* Dataset extract
==================================================

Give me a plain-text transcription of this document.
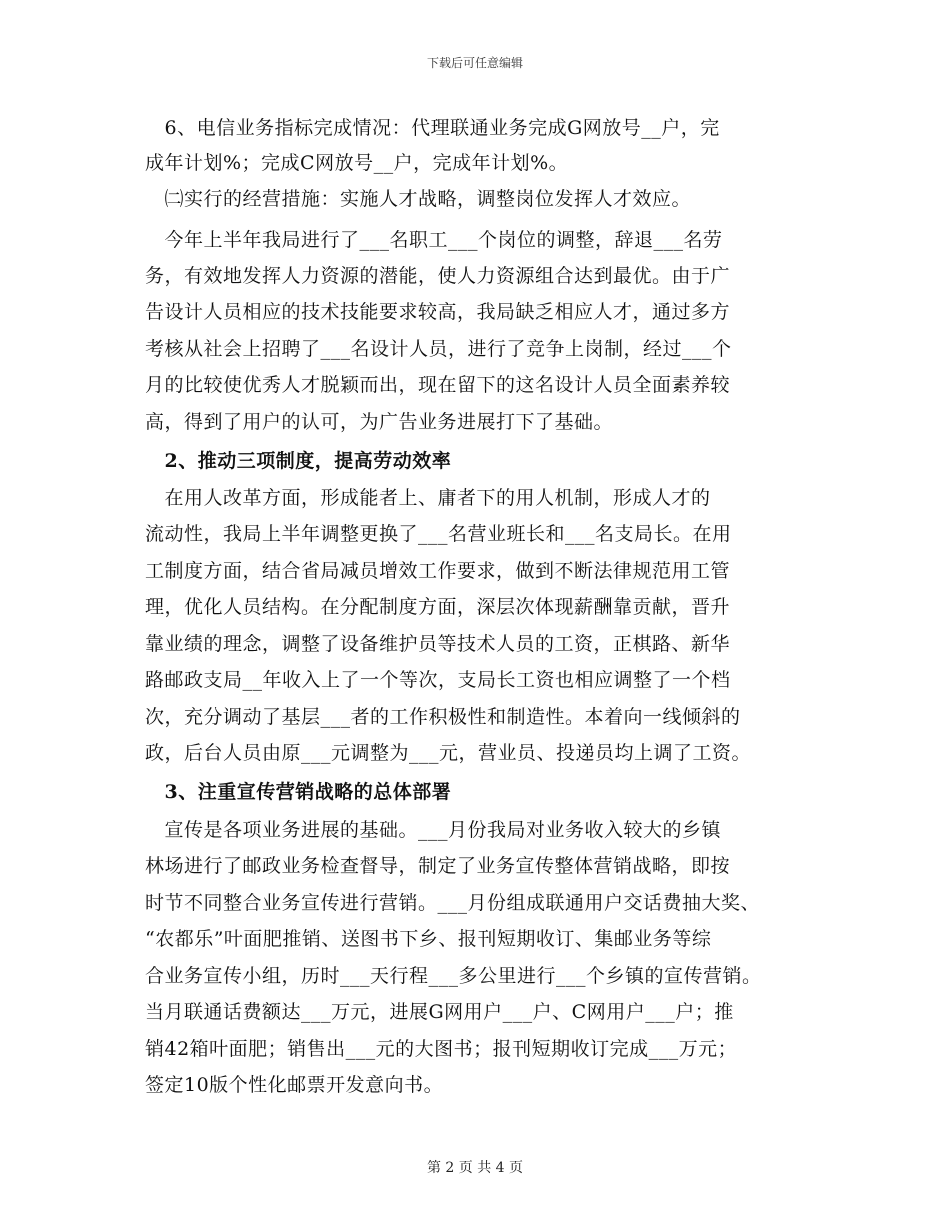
下载后可任意编辑
　6、电信业务指标完成情况：代理联通业务完成G网放号__户，完
成年计划%；完成C网放号__户，完成年计划%。
　㈡实行的经营措施：实施人才战略，调整岗位发挥人才效应。
　今年上半年我局进行了___名职工___个岗位的调整，辞退___名劳
务，有效地发挥人力资源的潜能，使人力资源组合达到最优。由于广
告设计人员相应的技术技能要求较高，我局缺乏相应人才，通过多方
考核从社会上招聘了___名设计人员，进行了竞争上岗制，经过___个
月的比较使优秀人才脱颖而出，现在留下的这名设计人员全面素养较
高，得到了用户的认可，为广告业务进展打下了基础。
　2、推动三项制度，提高劳动效率
　在用人改革方面，形成能者上、庸者下的用人机制，形成人才的
流动性，我局上半年调整更换了___名营业班长和___名支局长。在用
工制度方面，结合省局减员增效工作要求，做到不断法律规范用工管
理，优化人员结构。在分配制度方面，深层次体现薪酬靠贡献，晋升
靠业绩的理念，调整了设备维护员等技术人员的工资，正棋路、新华
路邮政支局__年收入上了一个等次，支局长工资也相应调整了一个档
次，充分调动了基层___者的工作积极性和制造性。本着向一线倾斜的
政，后台人员由原___元调整为___元，营业员、投递员均上调了工资。
　3、注重宣传营销战略的总体部署
　宣传是各项业务进展的基础。___月份我局对业务收入较大的乡镇
林场进行了邮政业务检查督导，制定了业务宣传整体营销战略，即按
时节不同整合业务宣传进行营销。___月份组成联通用户交话费抽大奖、
“农都乐”叶面肥推销、送图书下乡、报刊短期收订、集邮业务等综
合业务宣传小组，历时___天行程___多公里进行___个乡镇的宣传营销。
当月联通话费额达___万元，进展G网用户___户、C网用户___户；推
销42箱叶面肥；销售出___元的大图书；报刊短期收订完成___万元；
签定10版个性化邮票开发意向书。
第 2 页 共 4 页
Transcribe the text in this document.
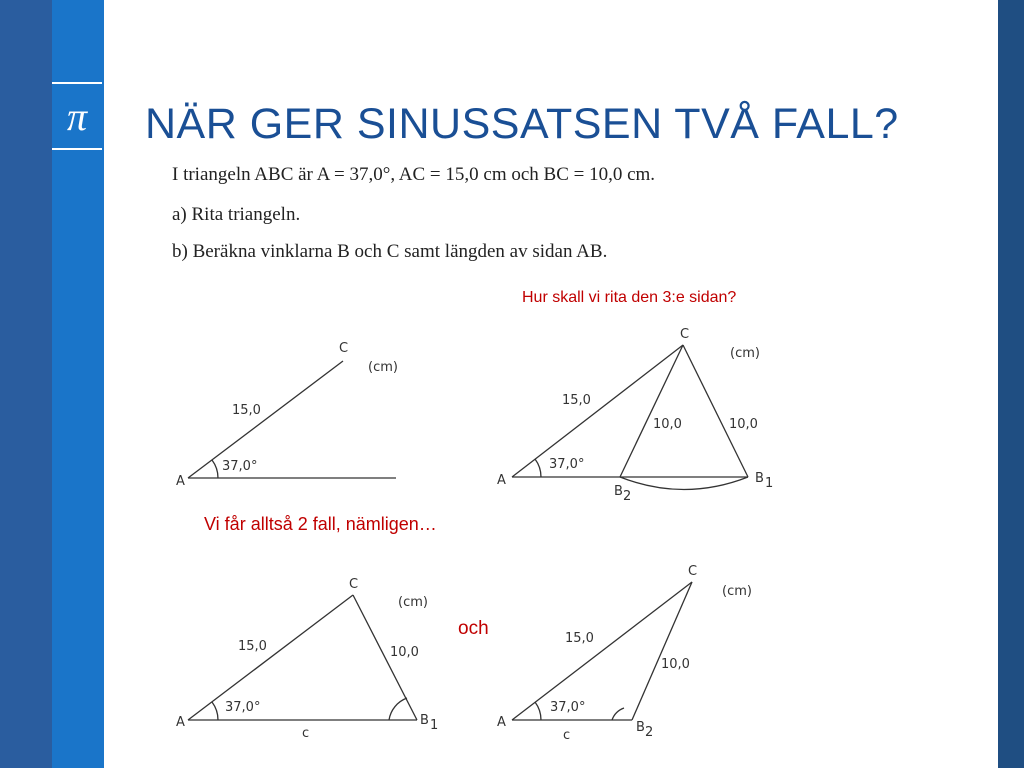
π NÄR GER SINUSSATSEN TVÅ FALL?
I triangeln ABC är A = 37,0°, AC = 15,0 cm och BC = 10,0 cm.
a) Rita triangeln.
b) Beräkna vinklarna B och C samt längden av sidan AB.
Hur skall vi rita den 3:e sidan?
Vi får alltså 2 fall, nämligen…
och
A
C
15,0
37,0°
(cm)
A
C
15,0
10,0	10,0
37,0°
(cm)
B 1
B 2
A
C
15,0	10,0
37,0°
(cm)
B 1
c
A
C
15,0
10,0
37,0°
(cm)
B 2
c
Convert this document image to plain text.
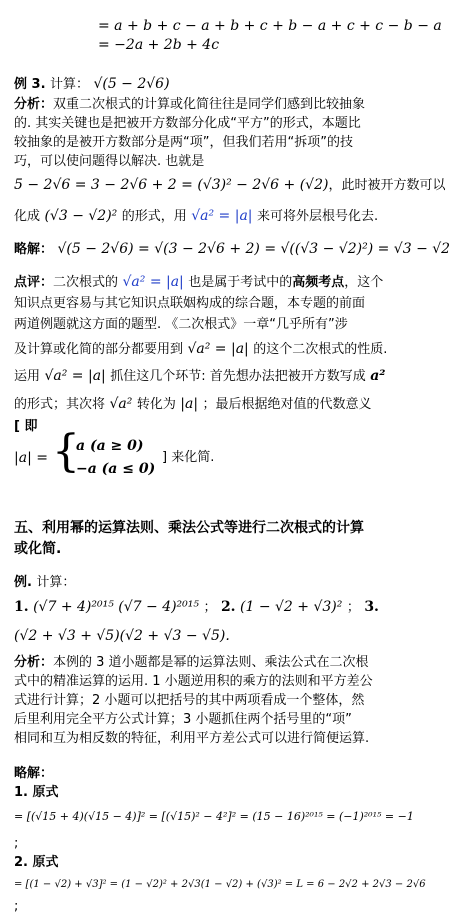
= a + b + c − a + b + c + b − a + c + c − b − a
= −2a + 2b + 4c
例 3. 计算： √(5 − 2√6)
分析：双重二次根式的计算或化简往往是同学们感到比较抽象
的. 其实关键也是把被开方数部分化成“平方”的形式，本题比
较抽象的是被开方数部分是两“项”，但我们若用“拆项”的技
巧，可以使问题得以解决. 也就是
5 − 2√6 = 3 − 2√6 + 2 = (√3)² − 2√6 + (√2)，此时被开方数可以
化成 (√3 − √2)² 的形式，用 √a² = |a| 来可将外层根号化去.
略解： √(5 − 2√6) = √(3 − 2√6 + 2) = √((√3 − √2)²) = √3 − √2
点评：二次根式的 √a² = |a| 也是属于考试中的高频考点，这个
知识点更容易与其它知识点联姻构成的综合题，本专题的前面
两道例题就这方面的题型. 《二次根式》一章“几乎所有”涉
及计算或化简的部分都要用到 √a² = |a| 的这个二次根式的性质.
运用 √a² = |a| 抓住这几个环节: 首先想办法把被开方数写成 a²
的形式；其次将 √a² 转化为 |a| ；最后根据绝对值的代数意义
[ 即
|a| = {
a (a ≥ 0)
−a (a ≤ 0)
] 来化简.
五、利用幂的运算法则、乘法公式等进行二次根式的计算
或化简.
例. 计算：
1. (√7 + 4)²⁰¹⁵ (√7 − 4)²⁰¹⁵ ； 2. (1 − √2 + √3)² ； 3.
(√2 + √3 + √5)(√2 + √3 − √5).
分析：本例的 3 道小题都是幂的运算法则、乘法公式在二次根
式中的精准运算的运用. 1 小题逆用积的乘方的法则和平方差公
式进行计算；2 小题可以把括号的其中两项看成一个整体，然
后里利用完全平方公式计算；3 小题抓住两个括号里的“项”
相同和互为相反数的特征，利用平方差公式可以进行简便运算.
略解：
1. 原式
= [(√15 + 4)(√15 − 4)]² = [(√15)² − 4²]² = (15 − 16)²⁰¹⁵ = (−1)²⁰¹⁵ = −1
;
2. 原式
= [(1 − √2) + √3]² = (1 − √2)² + 2√3(1 − √2) + (√3)² = L = 6 − 2√2 + 2√3 − 2√6
;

==================================================

* Brief
Show the lines of the material that contain the word "this".

* Reply
Give me a plain-text transcription of this document.
Transcribe the text in this document.
Convert this document image to plain text.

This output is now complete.